◆ **Task brief**
Each record below should be output verbatim, without pictures.

◆ **Provided entries**
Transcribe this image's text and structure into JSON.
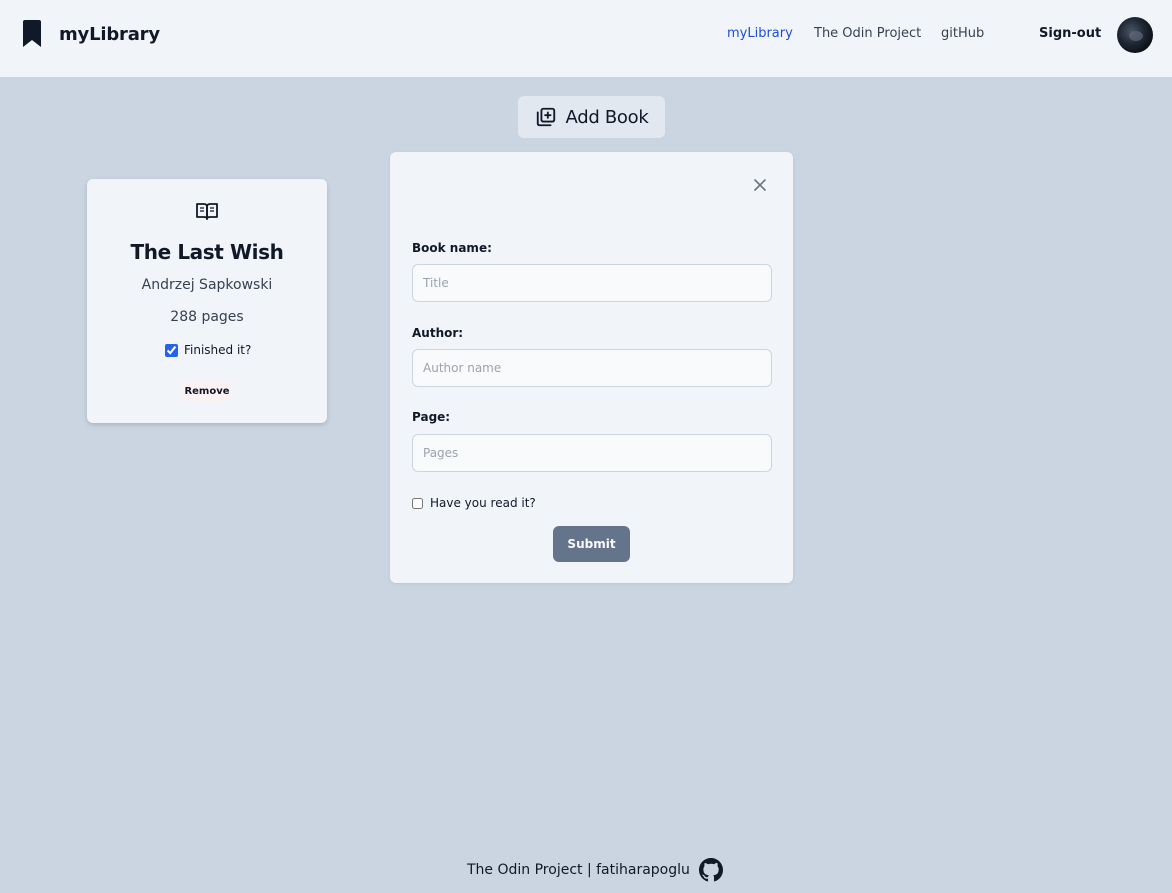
{
  "header": {
    "brand": "myLibrary",
    "nav": [
      {
        "label": "myLibrary",
        "active": true
      },
      {
        "label": "The Odin Project",
        "active": false
      },
      {
        "label": "gitHub",
        "active": false
      }
    ],
    "signout_label": "Sign-out",
    "accent_color": "#1d4ed8"
  },
  "toolbar": {
    "add_book_label": "Add Book"
  },
  "books": [
    {
      "title": "The Last Wish",
      "author": "Andrzej Sapkowski",
      "pages": "288 pages",
      "finished_label": "Finished it?",
      "finished": true,
      "remove_label": "Remove"
    }
  ],
  "form": {
    "book_name_label": "Book name:",
    "book_name_placeholder": "Title",
    "author_label": "Author:",
    "author_placeholder": "Author name",
    "page_label": "Page:",
    "page_placeholder": "Pages",
    "read_label": "Have you read it?",
    "read_checked": false,
    "submit_label": "Submit"
  },
  "footer": {
    "text": "The Odin Project | fatiharapoglu"
  },
  "icons": {
    "brand": "bookmark-icon",
    "add_book": "library-add-icon",
    "book": "open-book-icon",
    "close": "close-icon",
    "footer": "github-icon"
  }
}
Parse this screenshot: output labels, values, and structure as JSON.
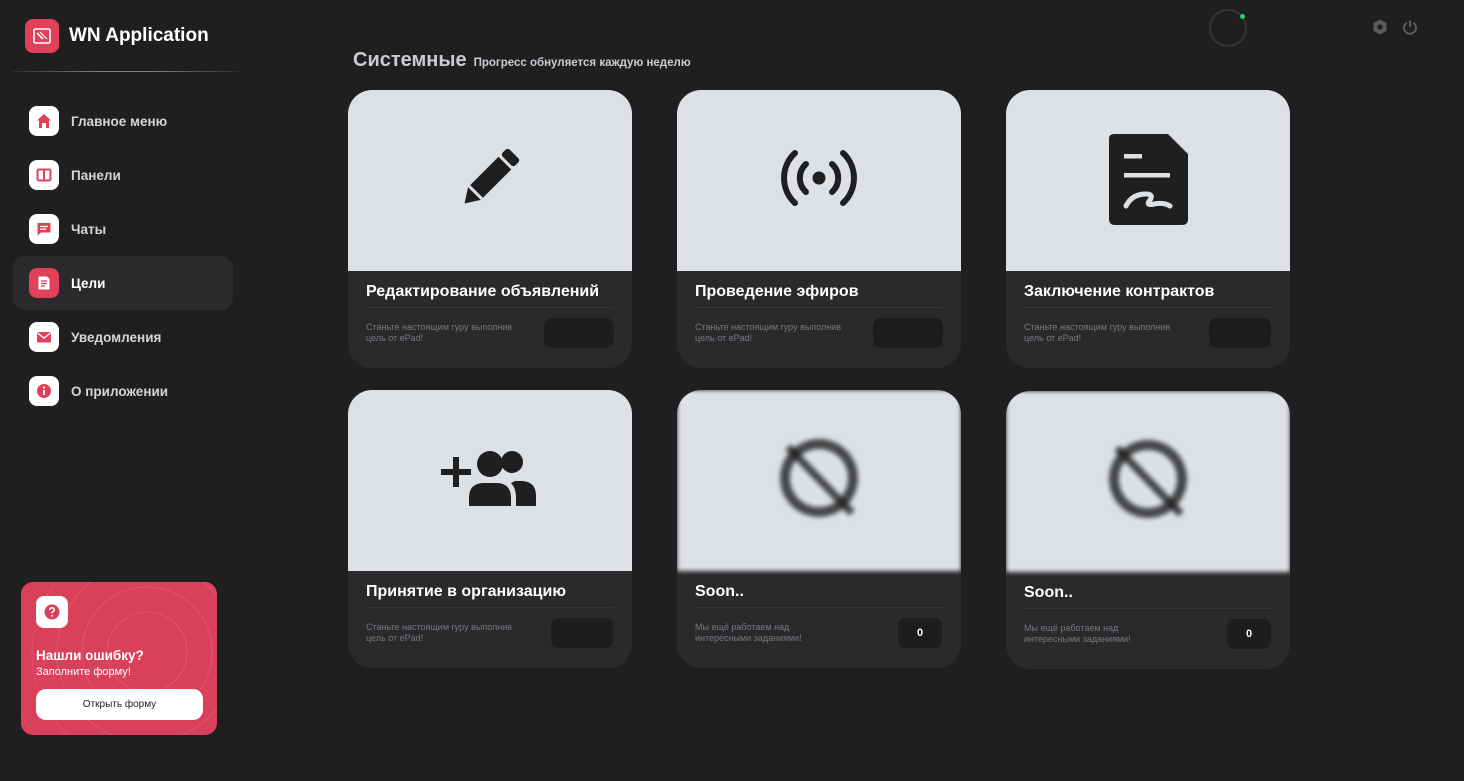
{
  "app": {
    "title": "WN Application"
  },
  "sidebar": {
    "items": [
      {
        "label": "Главное меню",
        "icon": "home-icon"
      },
      {
        "label": "Панели",
        "icon": "panel-icon"
      },
      {
        "label": "Чаты",
        "icon": "chat-icon"
      },
      {
        "label": "Цели",
        "icon": "goals-icon",
        "active": true
      },
      {
        "label": "Уведомления",
        "icon": "mail-icon"
      },
      {
        "label": "О приложении",
        "icon": "info-icon"
      }
    ]
  },
  "help": {
    "title": "Нашли ошибку?",
    "subtitle": "Заполните форму!",
    "button": "Открыть форму"
  },
  "section": {
    "title": "Системные",
    "subtitle": "Прогресс обнуляется каждую неделю"
  },
  "cards": [
    {
      "title": "Редактирование объявлений",
      "desc": "Станьте настоящим гуру выполнив цель от ePad!",
      "badge": "",
      "icon": "pencil-icon"
    },
    {
      "title": "Проведение эфиров",
      "desc": "Станьте настоящим гуру выполнив цель от ePad!",
      "badge": "",
      "icon": "broadcast-icon"
    },
    {
      "title": "Заключение контрактов",
      "desc": "Станьте настоящим гуру выполнив цель от ePad!",
      "badge": "",
      "icon": "contract-icon"
    },
    {
      "title": "Принятие в организацию",
      "desc": "Станьте настоящим гуру выполнив цель от ePad!",
      "badge": "",
      "icon": "add-users-icon"
    },
    {
      "title": "Soon..",
      "desc": "Мы ещё работаем над интересными заданиями!",
      "badge": "0",
      "icon": "unavailable-icon"
    },
    {
      "title": "Soon..",
      "desc": "Мы ещё работаем над интересными заданиями!",
      "badge": "0",
      "icon": "unavailable-icon"
    }
  ],
  "colors": {
    "accent": "#e0405a",
    "background": "#1f1f20",
    "card": "#2a2a2c",
    "card_top": "#dde1e5",
    "online": "#25d366"
  }
}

◆ **Expected answer**
Transcribe this image's text and structure into JSON.
{
  "header": {
    "brand": "myLibrary",
    "nav": [
      {
        "label": "myLibrary",
        "active": true
      },
      {
        "label": "The Odin Project",
        "active": false
      },
      {
        "label": "gitHub",
        "active": false
      }
    ],
    "signout_label": "Sign-out",
    "accent_color": "#1d4ed8"
  },
  "toolbar": {
    "add_book_label": "Add Book"
  },
  "books": [
    {
      "title": "The Last Wish",
      "author": "Andrzej Sapkowski",
      "pages": "288 pages",
      "finished_label": "Finished it?",
      "finished": true,
      "remove_label": "Remove"
    }
  ],
  "form": {
    "book_name_label": "Book name:",
    "book_name_placeholder": "Title",
    "author_label": "Author:",
    "author_placeholder": "Author name",
    "page_label": "Page:",
    "page_placeholder": "Pages",
    "read_label": "Have you read it?",
    "read_checked": false,
    "submit_label": "Submit"
  },
  "footer": {
    "text": "The Odin Project | fatiharapoglu"
  },
  "icons": {
    "brand": "bookmark-icon",
    "add_book": "library-add-icon",
    "book": "open-book-icon",
    "close": "close-icon",
    "footer": "github-icon"
  }
}
Parse this screenshot: output labels, values, and structure as JSON.
{
  "app": {
    "title": "WN Application"
  },
  "sidebar": {
    "items": [
      {
        "label": "Главное меню",
        "icon": "home-icon"
      },
      {
        "label": "Панели",
        "icon": "panel-icon"
      },
      {
        "label": "Чаты",
        "icon": "chat-icon"
      },
      {
        "label": "Цели",
        "icon": "goals-icon",
        "active": true
      },
      {
        "label": "Уведомления",
        "icon": "mail-icon"
      },
      {
        "label": "О приложении",
        "icon": "info-icon"
      }
    ]
  },
  "help": {
    "title": "Нашли ошибку?",
    "subtitle": "Заполните форму!",
    "button": "Открыть форму"
  },
  "section": {
    "title": "Системные",
    "subtitle": "Прогресс обнуляется каждую неделю"
  },
  "cards": [
    {
      "title": "Редактирование объявлений",
      "desc": "Станьте настоящим гуру выполнив цель от ePad!",
      "badge": "",
      "icon": "pencil-icon"
    },
    {
      "title": "Проведение эфиров",
      "desc": "Станьте настоящим гуру выполнив цель от ePad!",
      "badge": "",
      "icon": "broadcast-icon"
    },
    {
      "title": "Заключение контрактов",
      "desc": "Станьте настоящим гуру выполнив цель от ePad!",
      "badge": "",
      "icon": "contract-icon"
    },
    {
      "title": "Принятие в организацию",
      "desc": "Станьте настоящим гуру выполнив цель от ePad!",
      "badge": "",
      "icon": "add-users-icon"
    },
    {
      "title": "Soon..",
      "desc": "Мы ещё работаем над интересными заданиями!",
      "badge": "0",
      "icon": "unavailable-icon"
    },
    {
      "title": "Soon..",
      "desc": "Мы ещё работаем над интересными заданиями!",
      "badge": "0",
      "icon": "unavailable-icon"
    }
  ],
  "colors": {
    "accent": "#e0405a",
    "background": "#1f1f20",
    "card": "#2a2a2c",
    "card_top": "#dde1e5",
    "online": "#25d366"
  }
}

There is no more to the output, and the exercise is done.